+++ Task data

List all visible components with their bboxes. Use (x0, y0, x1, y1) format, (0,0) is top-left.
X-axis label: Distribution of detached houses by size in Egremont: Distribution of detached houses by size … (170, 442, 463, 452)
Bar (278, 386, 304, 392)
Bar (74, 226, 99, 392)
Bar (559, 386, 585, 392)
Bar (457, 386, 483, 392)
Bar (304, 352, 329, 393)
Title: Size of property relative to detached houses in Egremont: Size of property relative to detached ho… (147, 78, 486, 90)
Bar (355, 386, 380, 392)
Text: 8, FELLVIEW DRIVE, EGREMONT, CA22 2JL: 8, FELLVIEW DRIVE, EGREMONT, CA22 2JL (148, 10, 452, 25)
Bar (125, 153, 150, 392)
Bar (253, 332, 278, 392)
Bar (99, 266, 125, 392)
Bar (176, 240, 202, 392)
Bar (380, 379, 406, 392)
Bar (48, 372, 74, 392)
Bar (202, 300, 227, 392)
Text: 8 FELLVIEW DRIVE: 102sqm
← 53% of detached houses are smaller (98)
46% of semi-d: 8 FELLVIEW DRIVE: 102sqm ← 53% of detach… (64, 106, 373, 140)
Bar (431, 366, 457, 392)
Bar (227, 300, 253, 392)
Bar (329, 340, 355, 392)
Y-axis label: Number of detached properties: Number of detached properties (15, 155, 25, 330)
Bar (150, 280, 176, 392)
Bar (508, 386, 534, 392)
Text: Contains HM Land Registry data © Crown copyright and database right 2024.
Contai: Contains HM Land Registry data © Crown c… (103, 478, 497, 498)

++++++

## Set task
Rewrite every row above, changing each "Bar" to "Column" and leaving everything else untouched.

## Written answer
List all visible components with their bboxes. Use (x0, y0, x1, y1) format, (0,0) is top-left.
X-axis label: Distribution of detached houses by size in Egremont: Distribution of detached houses by size … (170, 442, 463, 452)
Column (278, 386, 304, 392)
Column (74, 226, 99, 392)
Column (559, 386, 585, 392)
Column (457, 386, 483, 392)
Column (304, 352, 329, 393)
Title: Size of property relative to detached houses in Egremont: Size of property relative to detached ho… (147, 78, 486, 90)
Column (355, 386, 380, 392)
Text: 8, FELLVIEW DRIVE, EGREMONT, CA22 2JL: 8, FELLVIEW DRIVE, EGREMONT, CA22 2JL (148, 10, 452, 25)
Column (125, 153, 150, 392)
Column (253, 332, 278, 392)
Column (99, 266, 125, 392)
Column (176, 240, 202, 392)
Column (380, 379, 406, 392)
Column (48, 372, 74, 392)
Column (202, 300, 227, 392)
Text: 8 FELLVIEW DRIVE: 102sqm
← 53% of detached houses are smaller (98)
46% of semi-d: 8 FELLVIEW DRIVE: 102sqm ← 53% of detach… (64, 106, 373, 140)
Column (431, 366, 457, 392)
Column (227, 300, 253, 392)
Column (329, 340, 355, 392)
Y-axis label: Number of detached properties: Number of detached properties (15, 155, 25, 330)
Column (150, 280, 176, 392)
Column (508, 386, 534, 392)
Text: Contains HM Land Registry data © Crown copyright and database right 2024.
Contai: Contains HM Land Registry data © Crown c… (103, 478, 497, 498)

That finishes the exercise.